• WHAT TO DO: Every entry here needs to be repeated exactly.

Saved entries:
○ ○ ○
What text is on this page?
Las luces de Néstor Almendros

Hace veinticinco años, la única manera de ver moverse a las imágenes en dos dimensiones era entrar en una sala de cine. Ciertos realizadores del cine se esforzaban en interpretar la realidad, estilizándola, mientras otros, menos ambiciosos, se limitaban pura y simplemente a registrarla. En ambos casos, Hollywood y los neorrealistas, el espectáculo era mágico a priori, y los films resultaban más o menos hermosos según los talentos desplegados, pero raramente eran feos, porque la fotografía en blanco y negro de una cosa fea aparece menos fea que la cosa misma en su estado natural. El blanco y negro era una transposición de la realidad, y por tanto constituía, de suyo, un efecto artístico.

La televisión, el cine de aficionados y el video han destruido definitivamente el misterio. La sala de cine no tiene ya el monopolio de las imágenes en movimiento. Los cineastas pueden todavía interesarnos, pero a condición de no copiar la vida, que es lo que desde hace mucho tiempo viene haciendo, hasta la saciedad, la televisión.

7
○ ○ ○
• TASK RESPONSE:
What text is on this page?
Las luces de Néstor Almendros

Hace veinticinco años, la única manera de ver moverse a las imágenes en dos dimensiones era entrar en una sala de cine. Ciertos realizadores del cine se esforzaban en interpretar la realidad, estilizándola, mientras otros, menos ambiciosos, se limitaban pura y simplemente a registrarla. En ambos casos, Hollywood y los neorrealistas, el espectáculo era mágico a priori, y los films resultaban más o menos hermosos según los talentos desplegados, pero raramente eran feos, porque la fotografía en blanco y negro de una cosa fea aparece menos fea que la cosa misma en su estado natural. El blanco y negro era una transposición de la realidad, y por tanto constituía, de suyo, un efecto artístico.

La televisión, el cine de aficionados y el video han destruido definitivamente el misterio. La sala de cine no tiene ya el monopolio de las imágenes en movimiento. Los cineastas pueden todavía interesarnos, pero a condición de no copiar la vida, que es lo que desde hace mucho tiempo viene haciendo, hasta la saciedad, la televisión.

7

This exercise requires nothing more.